### WRITTEN PROBLEM
From the listing below, extract every line containing "Kevin".

* START ROWS *

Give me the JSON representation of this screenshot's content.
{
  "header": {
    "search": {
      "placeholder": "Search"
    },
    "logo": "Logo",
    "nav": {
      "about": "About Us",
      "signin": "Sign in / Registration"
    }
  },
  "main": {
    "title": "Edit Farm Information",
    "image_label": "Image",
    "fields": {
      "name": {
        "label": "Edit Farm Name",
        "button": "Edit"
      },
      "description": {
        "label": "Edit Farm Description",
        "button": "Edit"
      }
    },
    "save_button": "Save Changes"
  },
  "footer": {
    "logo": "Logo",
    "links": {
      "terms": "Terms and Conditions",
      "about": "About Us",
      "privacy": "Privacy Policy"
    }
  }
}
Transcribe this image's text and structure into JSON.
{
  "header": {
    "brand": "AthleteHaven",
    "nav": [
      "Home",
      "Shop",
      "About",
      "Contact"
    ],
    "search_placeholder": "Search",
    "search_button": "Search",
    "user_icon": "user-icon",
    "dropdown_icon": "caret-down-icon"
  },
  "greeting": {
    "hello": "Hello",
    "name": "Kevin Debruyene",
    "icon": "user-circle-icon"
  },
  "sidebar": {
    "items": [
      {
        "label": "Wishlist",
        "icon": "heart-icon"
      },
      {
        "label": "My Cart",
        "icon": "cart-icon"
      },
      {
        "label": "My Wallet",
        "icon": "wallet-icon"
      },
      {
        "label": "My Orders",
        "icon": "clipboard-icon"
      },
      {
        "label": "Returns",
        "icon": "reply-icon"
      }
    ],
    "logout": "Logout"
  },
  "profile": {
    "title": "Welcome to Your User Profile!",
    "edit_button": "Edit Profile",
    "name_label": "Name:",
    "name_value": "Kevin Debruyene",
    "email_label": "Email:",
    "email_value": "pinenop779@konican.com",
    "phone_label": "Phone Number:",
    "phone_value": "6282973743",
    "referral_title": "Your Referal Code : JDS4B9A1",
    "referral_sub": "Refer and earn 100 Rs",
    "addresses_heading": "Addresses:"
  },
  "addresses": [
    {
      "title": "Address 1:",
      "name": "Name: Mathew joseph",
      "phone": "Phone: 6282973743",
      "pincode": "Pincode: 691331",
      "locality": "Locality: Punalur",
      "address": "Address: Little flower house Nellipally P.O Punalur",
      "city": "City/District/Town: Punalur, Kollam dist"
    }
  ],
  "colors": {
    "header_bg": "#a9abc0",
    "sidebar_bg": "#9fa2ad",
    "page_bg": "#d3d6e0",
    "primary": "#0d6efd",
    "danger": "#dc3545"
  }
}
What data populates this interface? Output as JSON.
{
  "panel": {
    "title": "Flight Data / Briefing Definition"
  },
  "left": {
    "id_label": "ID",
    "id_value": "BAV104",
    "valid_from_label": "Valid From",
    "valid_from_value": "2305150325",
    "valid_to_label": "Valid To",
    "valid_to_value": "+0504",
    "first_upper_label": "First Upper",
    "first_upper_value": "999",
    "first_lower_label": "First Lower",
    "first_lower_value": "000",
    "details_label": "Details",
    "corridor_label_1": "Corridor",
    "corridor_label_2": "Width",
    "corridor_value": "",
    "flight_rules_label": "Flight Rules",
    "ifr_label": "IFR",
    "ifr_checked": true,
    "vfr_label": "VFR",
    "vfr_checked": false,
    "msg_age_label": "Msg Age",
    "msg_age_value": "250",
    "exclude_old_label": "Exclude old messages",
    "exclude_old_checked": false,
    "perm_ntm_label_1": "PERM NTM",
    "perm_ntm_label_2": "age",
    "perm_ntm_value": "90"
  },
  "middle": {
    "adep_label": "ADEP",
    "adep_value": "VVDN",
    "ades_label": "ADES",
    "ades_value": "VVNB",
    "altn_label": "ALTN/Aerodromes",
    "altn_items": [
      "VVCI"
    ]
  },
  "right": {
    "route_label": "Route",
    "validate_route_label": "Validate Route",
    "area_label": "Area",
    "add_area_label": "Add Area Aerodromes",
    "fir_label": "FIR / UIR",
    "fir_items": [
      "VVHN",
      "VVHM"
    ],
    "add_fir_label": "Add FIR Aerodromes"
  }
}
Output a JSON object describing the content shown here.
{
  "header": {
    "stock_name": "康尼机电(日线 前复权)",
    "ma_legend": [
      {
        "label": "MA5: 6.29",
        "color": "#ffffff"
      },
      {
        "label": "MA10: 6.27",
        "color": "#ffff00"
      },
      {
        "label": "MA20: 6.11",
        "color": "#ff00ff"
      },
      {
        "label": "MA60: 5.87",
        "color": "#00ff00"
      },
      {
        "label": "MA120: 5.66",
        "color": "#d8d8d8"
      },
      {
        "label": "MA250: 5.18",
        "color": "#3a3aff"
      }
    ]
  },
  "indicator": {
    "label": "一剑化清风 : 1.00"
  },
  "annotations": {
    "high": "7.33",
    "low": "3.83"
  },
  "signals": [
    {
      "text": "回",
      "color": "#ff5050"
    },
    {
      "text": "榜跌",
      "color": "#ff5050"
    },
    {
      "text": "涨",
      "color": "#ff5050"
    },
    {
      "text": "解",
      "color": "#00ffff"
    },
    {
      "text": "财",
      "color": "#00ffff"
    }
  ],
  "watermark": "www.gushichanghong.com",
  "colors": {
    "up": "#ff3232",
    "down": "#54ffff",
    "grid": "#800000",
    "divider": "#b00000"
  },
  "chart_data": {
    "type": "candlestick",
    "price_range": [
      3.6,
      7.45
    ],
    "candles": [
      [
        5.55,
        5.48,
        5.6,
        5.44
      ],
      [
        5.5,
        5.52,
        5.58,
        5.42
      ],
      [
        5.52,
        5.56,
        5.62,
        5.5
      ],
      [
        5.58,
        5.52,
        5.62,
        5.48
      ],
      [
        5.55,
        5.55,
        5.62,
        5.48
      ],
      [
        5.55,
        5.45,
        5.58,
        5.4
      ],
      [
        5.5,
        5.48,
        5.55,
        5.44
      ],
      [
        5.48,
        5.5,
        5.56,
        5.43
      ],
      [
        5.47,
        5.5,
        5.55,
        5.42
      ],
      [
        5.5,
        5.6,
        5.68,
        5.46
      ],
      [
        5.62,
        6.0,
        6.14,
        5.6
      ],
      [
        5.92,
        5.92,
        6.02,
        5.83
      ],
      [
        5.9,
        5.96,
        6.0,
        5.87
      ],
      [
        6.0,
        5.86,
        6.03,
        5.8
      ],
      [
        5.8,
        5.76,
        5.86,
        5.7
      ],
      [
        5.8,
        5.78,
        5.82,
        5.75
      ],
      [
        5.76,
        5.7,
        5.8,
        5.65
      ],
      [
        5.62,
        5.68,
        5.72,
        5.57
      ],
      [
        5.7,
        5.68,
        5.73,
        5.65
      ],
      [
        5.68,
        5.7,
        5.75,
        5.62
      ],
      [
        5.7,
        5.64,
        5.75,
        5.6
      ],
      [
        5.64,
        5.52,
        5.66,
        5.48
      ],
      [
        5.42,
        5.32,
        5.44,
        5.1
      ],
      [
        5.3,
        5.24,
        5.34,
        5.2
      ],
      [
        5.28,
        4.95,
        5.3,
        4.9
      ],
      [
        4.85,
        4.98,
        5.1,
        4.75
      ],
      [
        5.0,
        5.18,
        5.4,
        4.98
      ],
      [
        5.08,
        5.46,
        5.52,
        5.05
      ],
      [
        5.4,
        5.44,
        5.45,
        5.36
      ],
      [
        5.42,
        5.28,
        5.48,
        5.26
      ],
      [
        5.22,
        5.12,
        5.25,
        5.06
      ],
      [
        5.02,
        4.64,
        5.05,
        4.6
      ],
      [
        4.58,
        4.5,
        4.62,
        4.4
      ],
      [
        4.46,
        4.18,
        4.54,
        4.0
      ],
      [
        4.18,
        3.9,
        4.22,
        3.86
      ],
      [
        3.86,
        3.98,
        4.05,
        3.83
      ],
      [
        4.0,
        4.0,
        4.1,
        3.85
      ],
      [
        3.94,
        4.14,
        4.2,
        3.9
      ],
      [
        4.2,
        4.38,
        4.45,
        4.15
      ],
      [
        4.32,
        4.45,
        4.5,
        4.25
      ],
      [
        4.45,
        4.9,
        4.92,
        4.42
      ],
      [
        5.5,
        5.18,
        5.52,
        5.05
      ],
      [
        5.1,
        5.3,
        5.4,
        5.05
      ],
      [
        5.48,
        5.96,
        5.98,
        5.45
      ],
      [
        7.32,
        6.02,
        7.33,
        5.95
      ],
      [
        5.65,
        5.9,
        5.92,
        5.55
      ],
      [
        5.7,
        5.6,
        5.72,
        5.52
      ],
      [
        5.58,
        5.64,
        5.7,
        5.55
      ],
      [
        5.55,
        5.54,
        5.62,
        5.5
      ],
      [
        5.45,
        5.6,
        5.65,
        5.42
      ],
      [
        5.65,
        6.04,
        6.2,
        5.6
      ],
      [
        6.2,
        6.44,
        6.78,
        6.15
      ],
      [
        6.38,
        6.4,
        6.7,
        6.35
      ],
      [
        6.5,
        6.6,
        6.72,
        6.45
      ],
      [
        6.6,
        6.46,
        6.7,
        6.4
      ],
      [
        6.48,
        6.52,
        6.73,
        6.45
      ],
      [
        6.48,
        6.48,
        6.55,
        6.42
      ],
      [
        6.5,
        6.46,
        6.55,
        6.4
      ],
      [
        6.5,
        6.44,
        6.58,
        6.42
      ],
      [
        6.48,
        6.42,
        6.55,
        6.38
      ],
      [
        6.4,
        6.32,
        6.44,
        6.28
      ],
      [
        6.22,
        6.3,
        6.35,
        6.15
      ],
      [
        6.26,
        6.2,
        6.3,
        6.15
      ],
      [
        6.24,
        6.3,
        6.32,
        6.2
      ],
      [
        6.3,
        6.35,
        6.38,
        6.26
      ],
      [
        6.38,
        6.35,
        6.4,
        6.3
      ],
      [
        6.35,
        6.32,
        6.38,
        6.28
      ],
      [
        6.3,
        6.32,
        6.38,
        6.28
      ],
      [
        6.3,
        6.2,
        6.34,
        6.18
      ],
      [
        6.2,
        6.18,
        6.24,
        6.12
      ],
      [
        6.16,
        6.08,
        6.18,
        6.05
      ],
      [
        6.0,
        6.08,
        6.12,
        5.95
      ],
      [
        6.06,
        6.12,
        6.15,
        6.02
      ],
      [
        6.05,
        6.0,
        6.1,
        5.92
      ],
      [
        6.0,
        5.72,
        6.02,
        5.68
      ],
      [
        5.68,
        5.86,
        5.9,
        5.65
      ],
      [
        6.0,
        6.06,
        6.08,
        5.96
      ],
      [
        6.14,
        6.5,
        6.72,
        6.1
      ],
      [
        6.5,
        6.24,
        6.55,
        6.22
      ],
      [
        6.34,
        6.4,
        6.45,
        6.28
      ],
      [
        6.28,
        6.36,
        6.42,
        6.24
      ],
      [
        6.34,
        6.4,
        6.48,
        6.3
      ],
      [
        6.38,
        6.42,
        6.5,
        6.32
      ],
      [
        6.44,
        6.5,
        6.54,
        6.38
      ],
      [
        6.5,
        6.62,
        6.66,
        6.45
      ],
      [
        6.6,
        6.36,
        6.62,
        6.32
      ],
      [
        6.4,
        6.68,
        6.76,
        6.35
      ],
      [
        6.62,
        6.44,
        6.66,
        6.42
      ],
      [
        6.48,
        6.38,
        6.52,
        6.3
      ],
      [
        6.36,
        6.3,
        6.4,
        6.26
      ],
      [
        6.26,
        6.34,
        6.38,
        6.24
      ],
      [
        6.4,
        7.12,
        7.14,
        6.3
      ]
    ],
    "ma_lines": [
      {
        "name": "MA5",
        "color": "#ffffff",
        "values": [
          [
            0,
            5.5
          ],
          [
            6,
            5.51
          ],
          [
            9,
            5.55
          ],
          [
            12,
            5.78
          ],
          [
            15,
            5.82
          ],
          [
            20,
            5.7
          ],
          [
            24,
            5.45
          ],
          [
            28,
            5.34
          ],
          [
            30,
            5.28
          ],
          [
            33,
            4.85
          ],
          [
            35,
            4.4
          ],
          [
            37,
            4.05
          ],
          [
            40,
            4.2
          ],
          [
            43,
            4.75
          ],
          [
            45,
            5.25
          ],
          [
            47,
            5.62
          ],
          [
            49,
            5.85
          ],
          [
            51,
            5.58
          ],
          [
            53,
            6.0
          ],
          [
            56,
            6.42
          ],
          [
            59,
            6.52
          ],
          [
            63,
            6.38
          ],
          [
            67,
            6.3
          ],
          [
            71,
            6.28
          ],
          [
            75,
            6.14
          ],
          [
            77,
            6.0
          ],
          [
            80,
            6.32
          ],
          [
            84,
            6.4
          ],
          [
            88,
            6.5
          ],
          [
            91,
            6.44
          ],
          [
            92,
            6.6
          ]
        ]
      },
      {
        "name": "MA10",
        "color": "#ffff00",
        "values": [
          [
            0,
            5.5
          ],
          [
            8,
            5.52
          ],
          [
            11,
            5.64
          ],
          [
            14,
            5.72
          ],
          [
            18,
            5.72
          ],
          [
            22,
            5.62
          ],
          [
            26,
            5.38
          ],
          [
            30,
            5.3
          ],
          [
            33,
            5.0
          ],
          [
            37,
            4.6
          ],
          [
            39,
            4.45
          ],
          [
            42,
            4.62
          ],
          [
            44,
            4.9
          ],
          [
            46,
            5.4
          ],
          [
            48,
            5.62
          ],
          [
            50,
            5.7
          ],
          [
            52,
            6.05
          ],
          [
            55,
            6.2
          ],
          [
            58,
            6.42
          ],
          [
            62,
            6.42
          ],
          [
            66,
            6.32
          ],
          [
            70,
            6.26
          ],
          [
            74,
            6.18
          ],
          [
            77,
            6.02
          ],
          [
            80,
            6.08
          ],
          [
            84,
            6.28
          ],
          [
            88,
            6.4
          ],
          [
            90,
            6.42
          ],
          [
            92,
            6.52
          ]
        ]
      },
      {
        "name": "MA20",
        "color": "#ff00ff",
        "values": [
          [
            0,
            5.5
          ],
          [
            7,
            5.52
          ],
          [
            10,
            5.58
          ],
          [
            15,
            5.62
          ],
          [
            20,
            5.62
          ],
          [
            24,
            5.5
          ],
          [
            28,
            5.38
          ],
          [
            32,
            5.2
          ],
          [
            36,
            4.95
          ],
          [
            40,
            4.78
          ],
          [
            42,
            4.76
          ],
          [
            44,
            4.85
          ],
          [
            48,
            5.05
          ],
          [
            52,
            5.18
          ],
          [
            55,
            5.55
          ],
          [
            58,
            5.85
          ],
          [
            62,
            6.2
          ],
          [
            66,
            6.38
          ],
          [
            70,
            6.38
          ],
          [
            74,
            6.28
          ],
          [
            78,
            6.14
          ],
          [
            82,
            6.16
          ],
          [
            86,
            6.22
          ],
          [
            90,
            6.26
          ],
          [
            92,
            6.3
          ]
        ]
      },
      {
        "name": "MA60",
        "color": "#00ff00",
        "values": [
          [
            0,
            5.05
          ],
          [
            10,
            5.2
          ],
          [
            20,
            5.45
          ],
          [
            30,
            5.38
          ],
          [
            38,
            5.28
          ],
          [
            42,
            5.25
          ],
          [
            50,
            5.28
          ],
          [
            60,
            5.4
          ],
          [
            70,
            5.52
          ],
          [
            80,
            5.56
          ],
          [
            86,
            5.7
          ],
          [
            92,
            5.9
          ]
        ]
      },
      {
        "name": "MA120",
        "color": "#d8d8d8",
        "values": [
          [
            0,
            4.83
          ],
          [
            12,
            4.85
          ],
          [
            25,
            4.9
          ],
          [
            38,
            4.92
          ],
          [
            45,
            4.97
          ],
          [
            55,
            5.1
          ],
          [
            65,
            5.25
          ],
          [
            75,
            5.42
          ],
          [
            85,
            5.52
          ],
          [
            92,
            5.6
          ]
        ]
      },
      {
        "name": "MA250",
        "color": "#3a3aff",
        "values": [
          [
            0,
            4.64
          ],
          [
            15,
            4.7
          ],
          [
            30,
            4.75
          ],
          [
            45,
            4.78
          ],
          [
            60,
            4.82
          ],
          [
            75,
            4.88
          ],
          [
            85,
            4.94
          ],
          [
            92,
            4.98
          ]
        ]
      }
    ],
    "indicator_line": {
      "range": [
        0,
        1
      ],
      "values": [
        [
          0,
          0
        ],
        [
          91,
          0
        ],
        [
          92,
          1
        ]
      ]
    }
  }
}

* END ROWS *

### EXERCISE SOLUTION
    "name": "Kevin Debruyene",
    "name_value": "Kevin Debruyene",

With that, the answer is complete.